### AIM A
Decide whether each statement agrees with the ASUU interview below. Answer yes or no for each, and quote the deciding words from the interview. (i) The negotiation of the 2009 agreement lasted three years. (ii) The Memorandum of Understanding stated that N200 billion was immediately available. (iii) ASUU accepted the N1.3 trillion figure without first disagreeing.
### AIM B
Reproduce the stretch of the ASUU interview from "The truth is" through "provided the solutions.", word for word.
### AIM C
Carry on the ASUU interview from its last sentence.

### QUOTED TEXT

◆ ◆ ◆ ◆ ◆

Wednesday, December 4, 2013

Prof. Iyayi's Last Interview : Our Leaders Have Contempt For Education, Want People To Remain In Ignorance

There is obviously no headway in the negotiations between ASUU and the
FG as both sides maintain the pre-strike positions? What is really
happening?
The truth is that ASUU went on strike over the fact that the federal
government refused to implement the 2009 agreement. The provisions in
the Memorandum of Understanding dictated by the Secretary to the
Federal Government of the Federation (SGF) on 24th of January 2012,
and then the Needs Assessment that was carried out in July 2012, a
number of issues were involved, and are still involved. One is funding
of the universities. The 2009 ASUU-FGN Agreement was specific in terms
of reversing the rot and decay in Nigerian universities. The chairman
of the Federal Government Team that negotiated with ASUU, Deacon
Gamaliel Onosode, said he wanted to enter the history books as the
chairman of a Government Team that not only identified the key
problems of Nigerian universities but has also provided the solutions.
He also said that he would not sign any document, any agreement; any
item that he knew that government was not going to implement and that
was why the negotiation took us three years – from 2006 to July 2009.
That agreement had four sections namely; funding of universities,
conditions of service, academic freedom and university autonomy and
then other matters.
On the question of funding, the agreement provided that within a space
of three years, government will provide 1.5 trillion naira in order to
address the rot in the university system. Between 2009 and 2011,
nothing happened. ASUU wrote over 200 letters to government on the
agreement, nothing happened. On the 4th of December 2011, after a
number of warning strikes, ASUU embarked upon an indefinite strike.
Then in January of 2012, the SGF apprehended the strike and called us
to meetings in his office. We went there, had discussions and the
Secretary to the Government of the Federation then dictated the
Memorandum of Understanding to the effect that on the question of
funding, instead of N1.5 trillion for the 24 federal universities that
had been captured in the 2009 agreement, government will instead
provide N1.3 trillion for 61 public universities, that is for both
federal and state universities. ASUU initially disagreed over the N1.5
trillion for 24 universities as against N1.3 trillion for 61
universities, but eventually bent over backwards and accepted it. The
Memorandum of Understanding, which was dictated by the Secretary to
the Government of the Federation, Mr Anyim Pius Anyim, said that N100
billion was immediately available, and that N400 billion will be
provided for each of the three years beginning in 2013 and ending in
2015 which will make a total of N1.3 trillion. He even said while
discussions were still going on that we shouldn't worry and that by
the time government started pumping this money into the universities,
we will in fact not know what to do with the money.
So we took that back to our members and our members were not happy
saying that we cannot trust this government, it is just on paper. I
said look, I moved the vote of thanks to Pius Anyim at the end of
negotiations. I did so because I thought he was very sincere, very
honest.

◆ ◆ ◆ ◆ ◆

### GIVEN INFORMATION
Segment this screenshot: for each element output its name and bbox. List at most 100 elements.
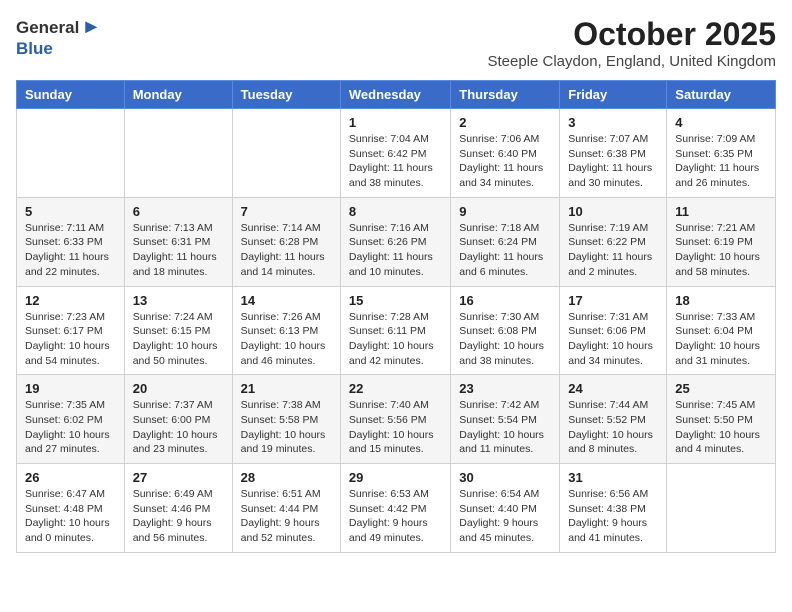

◆ ◆ ◆ ◆ ◆

### EXERCISE OUTPUT A
(i) Yes: "the negotiation took us three years – from 2006 to July 2009"
(ii) No: "N100 billion was immediately available"
(iii) No: "ASUU initially disagreed over the N1.5 trillion for 24 universities as against N1.3 trillion for 61 universities, but eventually bent over backwards and accepted it"

### EXERCISE OUTPUT B
The truth is that ASUU went on strike over the fact that the federal
government refused to implement the 2009 agreement. The provisions in
the Memorandum of Understanding dictated by the Secretary to the
Federal Government of the Federation (SGF) on 24th of January 2012,
and then the Needs Assessment that was carried out in July 2012, a
number of issues were involved, and are still involved. One is funding
of the universities. The 2009 ASUU-FGN Agreement was specific in terms
of reversing the rot and decay in Nigerian universities. The chairman
of the Federal Government Team that negotiated with ASUU, Deacon
Gamaliel Onosode, said he wanted to enter the history books as the
chairman of a Government Team that not only identified the key
problems of Nigerian universities but has also provided the solutions.

### EXERCISE OUTPUT C
Because he told us that N100 billion was immediately available we then
said let us spend that money now, he then said no, let us do a needs
assessment, let us identify the priorities of each of the
universities. He said he didn't want a situation where we will just be
throwing money generally at the universities. It was on that basis
that government set up a team under the leadership of the Executive
Secretary of Tertiary Education Trustfund (TETFUND), Professor Mahmood
Yakubu, to go to each of the universities and identify the priorities
of each of the universities. That was done on the basis of which a
report was then made that captured the needs of individual
universities and then an integrative report dealing with all the
universities was also there.
That report was then taken to the Federal Executive Council where it
was presented by Professor Mahmood Yakubu, the Executive Secretary of
(TETFUND). ASUU members were also there during the presentation. When
the members of the Federal Executive Council saw the state of rot in
the universities – where students were using in their laboratories
kerosene stoves instead of Bunsen burners, where students were
excreting into polyethylene bags and throwing them through the window,
where students were standing under trees to receive lectures, where
there were laboratories without water, no electricity, where students
were doing theory of practical in Engineering and other science-based
faculties. When they saw these things, we were told; the members of
the Federal Executive Council were thoroughly embarrassed and ashamed
and swore, with President Jonathan there, that they were going to
address the problems.
The President said that that presentation was not enough, that the
Federal Executive Council is only concerned with federal universities
and that it was necessary to bring state governors into the picture.
They then scheduled another presentation for the National Economic
Council chaired by the Vice President, Namadi Sambo. That presentation
was made and all the governors were equally embarrassed by what they
saw.
At the end, they set up a technical committee with Governor Godswill
Akpabio, governor of Akwa Ibom State as chairman. The committee did
its work, brought its recommendations, they were taken to the Federal
Executive Council and the recommendations were approved and then
endorsed by the President who said they should go and implement. That
was in February of 2013.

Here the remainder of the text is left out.